[Collected data]
=====
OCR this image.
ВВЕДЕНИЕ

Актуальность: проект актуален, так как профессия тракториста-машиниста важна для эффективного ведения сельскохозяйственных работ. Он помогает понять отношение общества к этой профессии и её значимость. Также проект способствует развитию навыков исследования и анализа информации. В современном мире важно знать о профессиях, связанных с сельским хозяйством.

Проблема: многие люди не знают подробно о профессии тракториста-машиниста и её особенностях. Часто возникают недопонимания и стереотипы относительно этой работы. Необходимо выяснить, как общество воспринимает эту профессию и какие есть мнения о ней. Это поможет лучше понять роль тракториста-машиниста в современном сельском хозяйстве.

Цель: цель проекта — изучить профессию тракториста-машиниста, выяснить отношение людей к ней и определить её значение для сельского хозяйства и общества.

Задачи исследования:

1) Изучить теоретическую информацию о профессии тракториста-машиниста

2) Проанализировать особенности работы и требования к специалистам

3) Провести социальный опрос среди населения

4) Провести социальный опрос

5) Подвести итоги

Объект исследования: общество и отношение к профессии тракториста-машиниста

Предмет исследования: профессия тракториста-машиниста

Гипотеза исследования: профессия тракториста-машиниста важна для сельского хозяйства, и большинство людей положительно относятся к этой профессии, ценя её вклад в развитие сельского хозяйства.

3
=====
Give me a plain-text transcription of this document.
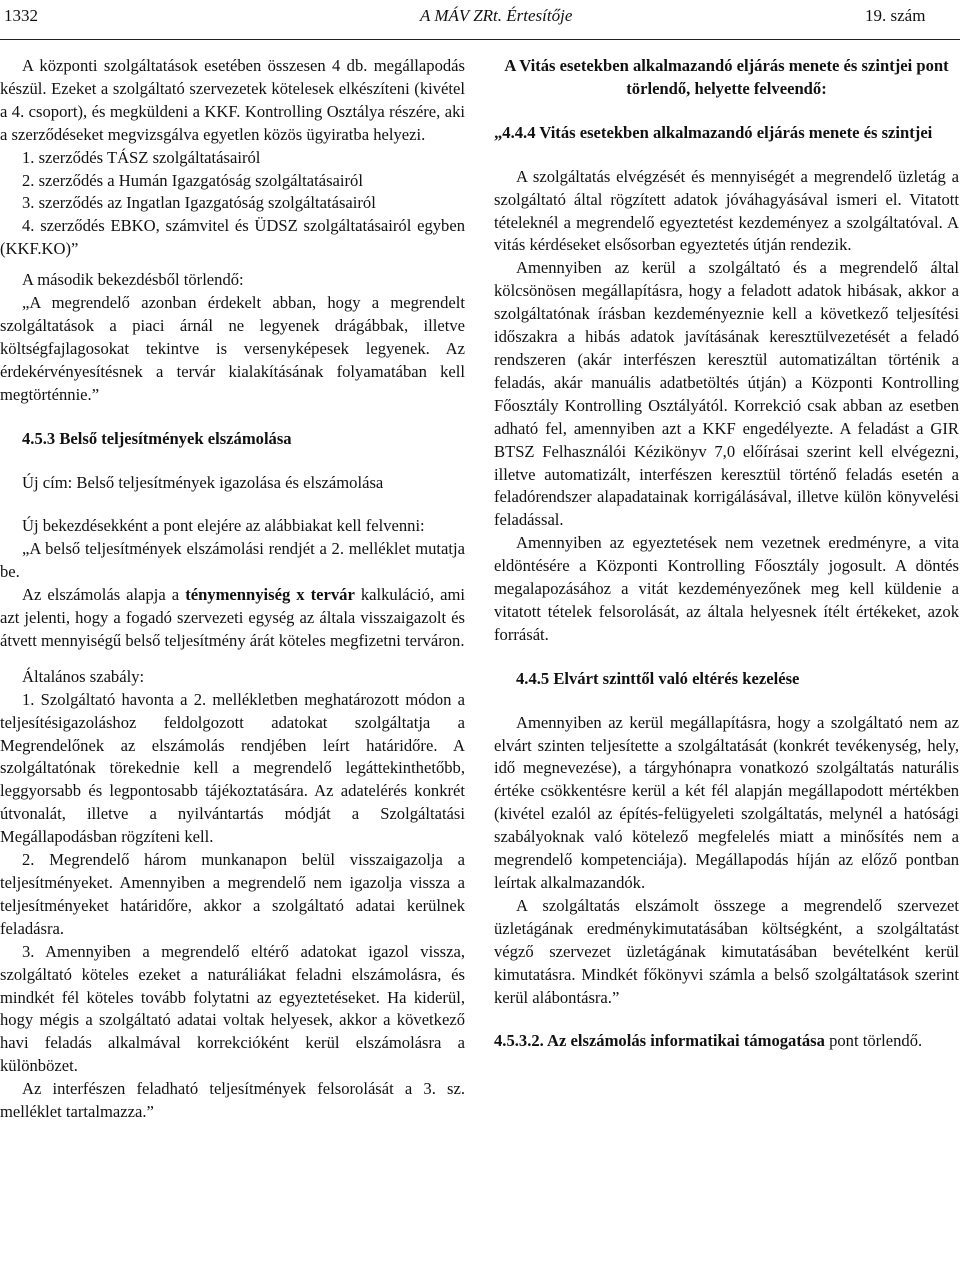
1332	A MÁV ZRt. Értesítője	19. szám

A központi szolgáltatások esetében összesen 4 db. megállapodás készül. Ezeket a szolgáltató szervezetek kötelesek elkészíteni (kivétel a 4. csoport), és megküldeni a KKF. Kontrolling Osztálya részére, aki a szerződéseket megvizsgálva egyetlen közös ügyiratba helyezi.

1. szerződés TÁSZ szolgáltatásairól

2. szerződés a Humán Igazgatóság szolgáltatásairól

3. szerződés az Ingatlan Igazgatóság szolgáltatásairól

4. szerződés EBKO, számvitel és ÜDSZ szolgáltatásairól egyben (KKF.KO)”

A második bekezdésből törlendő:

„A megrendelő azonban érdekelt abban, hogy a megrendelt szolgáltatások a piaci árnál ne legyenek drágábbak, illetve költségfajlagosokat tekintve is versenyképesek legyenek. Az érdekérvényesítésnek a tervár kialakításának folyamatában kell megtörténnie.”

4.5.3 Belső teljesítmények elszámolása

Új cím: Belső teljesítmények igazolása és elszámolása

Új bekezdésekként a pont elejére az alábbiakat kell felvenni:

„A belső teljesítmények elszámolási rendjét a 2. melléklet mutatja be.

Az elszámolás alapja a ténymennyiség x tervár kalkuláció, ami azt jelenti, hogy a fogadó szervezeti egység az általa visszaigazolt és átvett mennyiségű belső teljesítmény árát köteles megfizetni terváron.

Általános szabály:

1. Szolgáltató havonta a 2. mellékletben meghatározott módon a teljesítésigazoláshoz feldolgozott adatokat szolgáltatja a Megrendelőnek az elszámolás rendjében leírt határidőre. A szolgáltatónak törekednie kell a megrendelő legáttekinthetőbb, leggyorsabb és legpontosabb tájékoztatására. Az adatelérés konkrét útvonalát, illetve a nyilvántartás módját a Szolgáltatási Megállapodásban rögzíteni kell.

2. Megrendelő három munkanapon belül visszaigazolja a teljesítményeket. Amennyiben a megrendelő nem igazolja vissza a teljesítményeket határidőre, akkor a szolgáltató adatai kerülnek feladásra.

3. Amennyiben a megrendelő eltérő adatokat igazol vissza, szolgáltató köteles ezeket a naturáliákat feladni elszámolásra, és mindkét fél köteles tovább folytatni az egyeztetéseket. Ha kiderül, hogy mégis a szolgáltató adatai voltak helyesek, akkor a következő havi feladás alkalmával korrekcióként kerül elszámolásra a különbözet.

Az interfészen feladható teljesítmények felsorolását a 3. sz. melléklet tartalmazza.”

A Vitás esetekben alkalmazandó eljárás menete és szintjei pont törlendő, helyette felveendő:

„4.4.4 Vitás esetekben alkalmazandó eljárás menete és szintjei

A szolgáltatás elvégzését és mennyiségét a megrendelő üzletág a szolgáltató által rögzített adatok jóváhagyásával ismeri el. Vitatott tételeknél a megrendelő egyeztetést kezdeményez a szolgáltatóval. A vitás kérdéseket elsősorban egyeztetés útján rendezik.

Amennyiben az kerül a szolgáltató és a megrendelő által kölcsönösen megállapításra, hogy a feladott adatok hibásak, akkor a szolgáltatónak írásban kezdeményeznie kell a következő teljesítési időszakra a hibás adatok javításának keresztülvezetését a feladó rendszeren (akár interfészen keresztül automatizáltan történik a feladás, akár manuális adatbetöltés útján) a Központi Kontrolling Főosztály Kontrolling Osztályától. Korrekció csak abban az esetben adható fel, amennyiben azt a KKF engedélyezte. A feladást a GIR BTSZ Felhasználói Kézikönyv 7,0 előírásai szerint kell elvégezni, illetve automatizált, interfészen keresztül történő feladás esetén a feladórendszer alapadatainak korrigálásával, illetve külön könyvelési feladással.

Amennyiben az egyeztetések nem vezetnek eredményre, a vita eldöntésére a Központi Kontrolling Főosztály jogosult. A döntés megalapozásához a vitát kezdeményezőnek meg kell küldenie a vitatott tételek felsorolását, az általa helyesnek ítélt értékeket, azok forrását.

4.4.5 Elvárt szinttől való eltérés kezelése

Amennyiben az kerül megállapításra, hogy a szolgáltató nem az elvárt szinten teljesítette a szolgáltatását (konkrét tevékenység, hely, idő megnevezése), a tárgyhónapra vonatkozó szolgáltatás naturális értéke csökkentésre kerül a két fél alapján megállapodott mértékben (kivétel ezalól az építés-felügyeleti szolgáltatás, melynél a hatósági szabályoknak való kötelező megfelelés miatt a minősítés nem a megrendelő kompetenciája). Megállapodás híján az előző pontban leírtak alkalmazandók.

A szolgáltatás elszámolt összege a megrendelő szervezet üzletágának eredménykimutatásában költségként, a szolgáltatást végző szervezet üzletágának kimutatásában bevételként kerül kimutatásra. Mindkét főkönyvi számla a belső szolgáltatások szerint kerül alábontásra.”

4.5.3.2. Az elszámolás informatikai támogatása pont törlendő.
=====
From the data, pick out every line that includes "общества".

_TASK OUTPUT:_
Актуальность: проект актуален, так как профессия тракториста-машиниста важна для эффективного ведения сельскохозяйственных работ. Он помогает понять отношение общества к этой профессии и её значимость. Также проект способствует развитию навыков исследования и анализа информации. В современном мире важно знать о профессиях, связанных с сельским хозяйством.
Цель: цель проекта — изучить профессию тракториста-машиниста, выяснить отношение людей к ней и определить её значение для сельского хозяйства и общества.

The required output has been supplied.